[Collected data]
* * *

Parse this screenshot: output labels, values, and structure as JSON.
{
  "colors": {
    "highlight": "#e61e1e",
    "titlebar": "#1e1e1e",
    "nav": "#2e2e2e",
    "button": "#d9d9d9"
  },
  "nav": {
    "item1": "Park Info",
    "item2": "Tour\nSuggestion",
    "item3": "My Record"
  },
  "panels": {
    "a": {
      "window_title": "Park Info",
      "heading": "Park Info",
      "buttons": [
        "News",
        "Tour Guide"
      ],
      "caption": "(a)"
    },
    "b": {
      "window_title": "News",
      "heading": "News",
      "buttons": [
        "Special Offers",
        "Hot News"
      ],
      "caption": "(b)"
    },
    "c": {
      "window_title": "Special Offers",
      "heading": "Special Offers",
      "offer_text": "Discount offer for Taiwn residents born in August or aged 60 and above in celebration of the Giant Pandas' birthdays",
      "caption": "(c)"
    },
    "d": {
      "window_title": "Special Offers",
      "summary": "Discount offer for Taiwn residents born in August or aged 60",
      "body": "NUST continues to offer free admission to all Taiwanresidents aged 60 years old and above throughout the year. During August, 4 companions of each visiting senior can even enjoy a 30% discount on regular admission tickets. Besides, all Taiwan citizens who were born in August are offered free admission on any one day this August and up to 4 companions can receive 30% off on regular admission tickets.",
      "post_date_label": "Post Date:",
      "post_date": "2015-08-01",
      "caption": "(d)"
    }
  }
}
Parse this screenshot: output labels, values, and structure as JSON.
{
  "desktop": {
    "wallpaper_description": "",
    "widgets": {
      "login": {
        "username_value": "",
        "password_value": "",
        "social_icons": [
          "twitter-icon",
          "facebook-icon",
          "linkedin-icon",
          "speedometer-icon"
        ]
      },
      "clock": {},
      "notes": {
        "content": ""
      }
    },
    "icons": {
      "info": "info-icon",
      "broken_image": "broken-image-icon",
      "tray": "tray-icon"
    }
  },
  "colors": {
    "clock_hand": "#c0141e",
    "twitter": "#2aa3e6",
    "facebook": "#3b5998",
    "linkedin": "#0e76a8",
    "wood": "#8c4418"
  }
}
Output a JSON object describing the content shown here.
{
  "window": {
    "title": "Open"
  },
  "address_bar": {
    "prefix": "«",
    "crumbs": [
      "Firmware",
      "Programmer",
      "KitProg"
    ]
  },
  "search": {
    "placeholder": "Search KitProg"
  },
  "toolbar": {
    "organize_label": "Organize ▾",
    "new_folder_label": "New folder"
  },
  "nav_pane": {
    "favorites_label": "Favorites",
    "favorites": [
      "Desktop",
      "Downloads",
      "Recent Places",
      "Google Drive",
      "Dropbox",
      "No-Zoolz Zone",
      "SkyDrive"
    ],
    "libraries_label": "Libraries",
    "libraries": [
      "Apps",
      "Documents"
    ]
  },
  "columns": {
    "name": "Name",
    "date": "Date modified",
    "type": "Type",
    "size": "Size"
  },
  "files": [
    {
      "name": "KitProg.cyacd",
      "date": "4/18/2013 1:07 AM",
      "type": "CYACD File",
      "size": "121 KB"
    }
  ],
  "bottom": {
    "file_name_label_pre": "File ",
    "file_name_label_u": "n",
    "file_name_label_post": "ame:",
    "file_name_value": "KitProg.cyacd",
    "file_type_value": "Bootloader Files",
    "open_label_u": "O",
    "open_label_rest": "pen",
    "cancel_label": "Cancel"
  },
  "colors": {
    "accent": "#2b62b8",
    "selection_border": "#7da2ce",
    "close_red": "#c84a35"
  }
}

* * *

Write every record out again, unaltered.

Solution:
Parse this screenshot: output labels, values, and structure as JSON.
{
  "colors": {
    "highlight": "#e61e1e",
    "titlebar": "#1e1e1e",
    "nav": "#2e2e2e",
    "button": "#d9d9d9"
  },
  "nav": {
    "item1": "Park Info",
    "item2": "Tour\nSuggestion",
    "item3": "My Record"
  },
  "panels": {
    "a": {
      "window_title": "Park Info",
      "heading": "Park Info",
      "buttons": [
        "News",
        "Tour Guide"
      ],
      "caption": "(a)"
    },
    "b": {
      "window_title": "News",
      "heading": "News",
      "buttons": [
        "Special Offers",
        "Hot News"
      ],
      "caption": "(b)"
    },
    "c": {
      "window_title": "Special Offers",
      "heading": "Special Offers",
      "offer_text": "Discount offer for Taiwn residents born in August or aged 60 and above in celebration of the Giant Pandas' birthdays",
      "caption": "(c)"
    },
    "d": {
      "window_title": "Special Offers",
      "summary": "Discount offer for Taiwn residents born in August or aged 60",
      "body": "NUST continues to offer free admission to all Taiwanresidents aged 60 years old and above throughout the year. During August, 4 companions of each visiting senior can even enjoy a 30% discount on regular admission tickets. Besides, all Taiwan citizens who were born in August are offered free admission on any one day this August and up to 4 companions can receive 30% off on regular admission tickets.",
      "post_date_label": "Post Date:",
      "post_date": "2015-08-01",
      "caption": "(d)"
    }
  }
}
Parse this screenshot: output labels, values, and structure as JSON.
{
  "desktop": {
    "wallpaper_description": "",
    "widgets": {
      "login": {
        "username_value": "",
        "password_value": "",
        "social_icons": [
          "twitter-icon",
          "facebook-icon",
          "linkedin-icon",
          "speedometer-icon"
        ]
      },
      "clock": {},
      "notes": {
        "content": ""
      }
    },
    "icons": {
      "info": "info-icon",
      "broken_image": "broken-image-icon",
      "tray": "tray-icon"
    }
  },
  "colors": {
    "clock_hand": "#c0141e",
    "twitter": "#2aa3e6",
    "facebook": "#3b5998",
    "linkedin": "#0e76a8",
    "wood": "#8c4418"
  }
}
Output a JSON object describing the content shown here.
{
  "window": {
    "title": "Open"
  },
  "address_bar": {
    "prefix": "«",
    "crumbs": [
      "Firmware",
      "Programmer",
      "KitProg"
    ]
  },
  "search": {
    "placeholder": "Search KitProg"
  },
  "toolbar": {
    "organize_label": "Organize ▾",
    "new_folder_label": "New folder"
  },
  "nav_pane": {
    "favorites_label": "Favorites",
    "favorites": [
      "Desktop",
      "Downloads",
      "Recent Places",
      "Google Drive",
      "Dropbox",
      "No-Zoolz Zone",
      "SkyDrive"
    ],
    "libraries_label": "Libraries",
    "libraries": [
      "Apps",
      "Documents"
    ]
  },
  "columns": {
    "name": "Name",
    "date": "Date modified",
    "type": "Type",
    "size": "Size"
  },
  "files": [
    {
      "name": "KitProg.cyacd",
      "date": "4/18/2013 1:07 AM",
      "type": "CYACD File",
      "size": "121 KB"
    }
  ],
  "bottom": {
    "file_name_label_pre": "File ",
    "file_name_label_u": "n",
    "file_name_label_post": "ame:",
    "file_name_value": "KitProg.cyacd",
    "file_type_value": "Bootloader Files",
    "open_label_u": "O",
    "open_label_rest": "pen",
    "cancel_label": "Cancel"
  },
  "colors": {
    "accent": "#2b62b8",
    "selection_border": "#7da2ce",
    "close_red": "#c84a35"
  }
}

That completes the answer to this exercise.